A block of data
--------------------------------------------------
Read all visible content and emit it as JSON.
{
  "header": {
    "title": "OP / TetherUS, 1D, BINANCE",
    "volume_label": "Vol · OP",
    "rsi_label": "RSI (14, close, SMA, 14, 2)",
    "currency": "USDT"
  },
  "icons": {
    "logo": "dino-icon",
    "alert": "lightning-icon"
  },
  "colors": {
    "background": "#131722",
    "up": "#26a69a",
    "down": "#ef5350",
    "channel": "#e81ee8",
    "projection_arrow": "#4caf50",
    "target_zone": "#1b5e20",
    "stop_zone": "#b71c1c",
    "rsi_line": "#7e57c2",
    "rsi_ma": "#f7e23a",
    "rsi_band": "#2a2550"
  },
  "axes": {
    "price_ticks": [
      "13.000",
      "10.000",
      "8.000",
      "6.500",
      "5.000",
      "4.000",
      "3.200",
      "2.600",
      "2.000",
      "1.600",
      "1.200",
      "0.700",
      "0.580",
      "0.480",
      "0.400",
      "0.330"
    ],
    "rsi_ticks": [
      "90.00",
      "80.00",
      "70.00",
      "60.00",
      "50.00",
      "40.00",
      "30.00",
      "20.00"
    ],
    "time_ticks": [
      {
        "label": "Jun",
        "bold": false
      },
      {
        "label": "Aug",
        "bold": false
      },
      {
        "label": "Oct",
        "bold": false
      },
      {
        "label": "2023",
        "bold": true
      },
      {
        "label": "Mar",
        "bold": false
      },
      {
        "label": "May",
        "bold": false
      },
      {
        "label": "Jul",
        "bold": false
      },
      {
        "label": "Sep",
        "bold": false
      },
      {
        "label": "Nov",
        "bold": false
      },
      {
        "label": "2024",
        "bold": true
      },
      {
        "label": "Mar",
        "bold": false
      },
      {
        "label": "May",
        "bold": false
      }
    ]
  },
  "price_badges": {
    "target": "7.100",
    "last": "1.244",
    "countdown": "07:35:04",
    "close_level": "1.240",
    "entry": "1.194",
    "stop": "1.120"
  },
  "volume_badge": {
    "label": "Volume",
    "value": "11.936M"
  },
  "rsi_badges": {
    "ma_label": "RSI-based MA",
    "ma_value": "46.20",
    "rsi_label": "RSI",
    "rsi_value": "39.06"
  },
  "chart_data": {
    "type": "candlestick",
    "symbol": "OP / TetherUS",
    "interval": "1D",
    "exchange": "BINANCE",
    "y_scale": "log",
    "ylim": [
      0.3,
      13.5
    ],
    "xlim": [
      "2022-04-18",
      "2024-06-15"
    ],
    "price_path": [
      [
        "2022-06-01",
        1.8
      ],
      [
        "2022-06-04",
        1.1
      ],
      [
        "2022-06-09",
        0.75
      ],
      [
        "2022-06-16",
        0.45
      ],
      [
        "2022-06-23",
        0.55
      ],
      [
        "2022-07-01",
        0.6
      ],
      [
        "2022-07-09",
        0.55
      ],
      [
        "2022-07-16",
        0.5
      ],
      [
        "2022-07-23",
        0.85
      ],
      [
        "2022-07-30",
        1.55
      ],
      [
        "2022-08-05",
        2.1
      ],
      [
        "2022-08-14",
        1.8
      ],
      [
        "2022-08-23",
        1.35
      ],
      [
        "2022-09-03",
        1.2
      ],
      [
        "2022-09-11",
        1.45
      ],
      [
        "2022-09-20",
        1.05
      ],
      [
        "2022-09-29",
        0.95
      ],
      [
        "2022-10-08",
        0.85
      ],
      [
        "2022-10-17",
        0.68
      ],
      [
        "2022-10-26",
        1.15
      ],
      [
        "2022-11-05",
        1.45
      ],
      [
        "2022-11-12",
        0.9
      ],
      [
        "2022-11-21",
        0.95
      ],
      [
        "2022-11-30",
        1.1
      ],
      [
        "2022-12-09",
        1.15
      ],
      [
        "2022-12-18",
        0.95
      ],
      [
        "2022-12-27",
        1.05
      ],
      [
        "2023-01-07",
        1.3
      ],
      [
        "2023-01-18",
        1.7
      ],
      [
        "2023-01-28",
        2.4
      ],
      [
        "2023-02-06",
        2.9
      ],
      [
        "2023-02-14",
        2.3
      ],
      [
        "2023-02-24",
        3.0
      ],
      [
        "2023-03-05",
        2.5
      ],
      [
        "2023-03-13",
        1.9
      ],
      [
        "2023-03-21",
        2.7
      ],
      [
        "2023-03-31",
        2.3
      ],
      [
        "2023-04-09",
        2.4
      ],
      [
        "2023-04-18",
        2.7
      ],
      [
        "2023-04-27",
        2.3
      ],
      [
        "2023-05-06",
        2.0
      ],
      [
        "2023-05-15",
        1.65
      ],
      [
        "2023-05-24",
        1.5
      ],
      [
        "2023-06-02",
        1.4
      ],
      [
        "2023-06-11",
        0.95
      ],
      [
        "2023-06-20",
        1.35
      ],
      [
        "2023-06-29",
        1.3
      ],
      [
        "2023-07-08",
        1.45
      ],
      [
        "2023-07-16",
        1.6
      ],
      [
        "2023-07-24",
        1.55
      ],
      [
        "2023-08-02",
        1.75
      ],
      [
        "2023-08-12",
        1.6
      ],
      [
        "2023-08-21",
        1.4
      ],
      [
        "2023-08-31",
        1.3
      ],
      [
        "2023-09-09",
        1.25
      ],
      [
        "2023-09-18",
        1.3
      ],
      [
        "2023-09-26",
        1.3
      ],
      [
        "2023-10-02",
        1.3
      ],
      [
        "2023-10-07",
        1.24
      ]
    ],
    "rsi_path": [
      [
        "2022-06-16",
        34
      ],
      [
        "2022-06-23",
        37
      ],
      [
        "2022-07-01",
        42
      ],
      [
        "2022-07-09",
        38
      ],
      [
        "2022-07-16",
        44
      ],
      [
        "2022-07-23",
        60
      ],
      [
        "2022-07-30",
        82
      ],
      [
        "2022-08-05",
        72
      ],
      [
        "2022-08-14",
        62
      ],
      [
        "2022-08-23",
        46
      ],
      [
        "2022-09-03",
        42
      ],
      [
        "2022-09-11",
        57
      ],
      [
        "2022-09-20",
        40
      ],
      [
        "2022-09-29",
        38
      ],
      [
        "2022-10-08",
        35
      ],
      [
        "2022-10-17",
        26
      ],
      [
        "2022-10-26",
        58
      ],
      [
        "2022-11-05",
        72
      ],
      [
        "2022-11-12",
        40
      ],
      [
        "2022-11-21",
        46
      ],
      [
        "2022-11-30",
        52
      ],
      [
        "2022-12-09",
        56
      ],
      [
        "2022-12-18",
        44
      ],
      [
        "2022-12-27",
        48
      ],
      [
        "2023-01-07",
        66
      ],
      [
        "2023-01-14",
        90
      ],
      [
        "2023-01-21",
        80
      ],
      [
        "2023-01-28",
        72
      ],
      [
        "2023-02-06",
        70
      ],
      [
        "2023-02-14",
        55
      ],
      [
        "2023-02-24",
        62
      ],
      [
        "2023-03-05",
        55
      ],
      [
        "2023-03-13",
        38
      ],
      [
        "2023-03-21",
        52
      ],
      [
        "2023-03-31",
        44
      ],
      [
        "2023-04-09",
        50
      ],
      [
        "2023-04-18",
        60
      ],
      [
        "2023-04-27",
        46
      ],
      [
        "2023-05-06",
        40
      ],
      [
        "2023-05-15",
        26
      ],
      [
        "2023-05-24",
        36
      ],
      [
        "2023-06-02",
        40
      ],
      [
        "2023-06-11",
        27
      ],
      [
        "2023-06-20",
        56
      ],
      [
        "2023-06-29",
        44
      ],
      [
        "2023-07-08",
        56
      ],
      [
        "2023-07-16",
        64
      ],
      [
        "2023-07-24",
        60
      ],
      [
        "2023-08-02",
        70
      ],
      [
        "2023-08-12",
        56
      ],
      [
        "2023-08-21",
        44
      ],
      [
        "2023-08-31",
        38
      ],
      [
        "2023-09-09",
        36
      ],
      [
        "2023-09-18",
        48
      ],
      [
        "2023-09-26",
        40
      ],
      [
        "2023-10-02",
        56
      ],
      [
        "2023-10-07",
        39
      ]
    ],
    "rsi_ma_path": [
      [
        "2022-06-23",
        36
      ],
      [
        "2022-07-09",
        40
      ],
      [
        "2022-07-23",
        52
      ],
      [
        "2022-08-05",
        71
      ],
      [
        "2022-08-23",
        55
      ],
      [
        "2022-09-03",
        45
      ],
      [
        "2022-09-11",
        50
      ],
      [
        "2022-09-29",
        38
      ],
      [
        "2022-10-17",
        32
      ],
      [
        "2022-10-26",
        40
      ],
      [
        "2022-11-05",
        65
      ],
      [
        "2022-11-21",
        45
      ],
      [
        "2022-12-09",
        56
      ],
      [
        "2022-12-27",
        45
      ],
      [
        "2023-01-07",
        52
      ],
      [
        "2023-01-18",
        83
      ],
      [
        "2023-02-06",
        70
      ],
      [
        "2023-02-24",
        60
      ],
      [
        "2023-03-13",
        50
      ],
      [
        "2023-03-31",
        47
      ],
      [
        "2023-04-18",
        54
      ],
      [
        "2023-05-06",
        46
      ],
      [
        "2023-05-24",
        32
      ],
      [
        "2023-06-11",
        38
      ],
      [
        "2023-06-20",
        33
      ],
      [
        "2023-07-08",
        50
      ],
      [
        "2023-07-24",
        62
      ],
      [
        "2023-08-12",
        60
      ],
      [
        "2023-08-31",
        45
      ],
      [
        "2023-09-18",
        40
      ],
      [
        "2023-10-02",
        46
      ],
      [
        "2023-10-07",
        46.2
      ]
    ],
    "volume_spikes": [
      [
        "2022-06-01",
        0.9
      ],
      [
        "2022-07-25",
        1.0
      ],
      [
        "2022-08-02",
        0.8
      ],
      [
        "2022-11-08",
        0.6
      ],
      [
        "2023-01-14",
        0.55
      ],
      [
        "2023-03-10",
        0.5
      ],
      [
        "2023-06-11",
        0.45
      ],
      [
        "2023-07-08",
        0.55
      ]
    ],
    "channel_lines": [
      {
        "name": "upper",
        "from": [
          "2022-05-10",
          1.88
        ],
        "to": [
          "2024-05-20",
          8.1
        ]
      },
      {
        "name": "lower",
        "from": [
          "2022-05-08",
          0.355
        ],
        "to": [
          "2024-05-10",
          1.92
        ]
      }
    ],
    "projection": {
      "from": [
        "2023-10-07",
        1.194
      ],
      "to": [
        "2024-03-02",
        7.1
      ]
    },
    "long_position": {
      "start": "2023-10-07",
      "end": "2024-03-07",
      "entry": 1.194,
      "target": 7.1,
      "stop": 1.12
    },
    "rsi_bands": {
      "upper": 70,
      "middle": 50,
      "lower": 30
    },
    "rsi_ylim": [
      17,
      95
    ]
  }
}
--------------------------------------------------
- Aim of the exercise
Extract every line from the records above that contains the word "BINANCE".

- Expected output
    "title": "OP / TetherUS, 1D, BINANCE",
    "exchange": "BINANCE",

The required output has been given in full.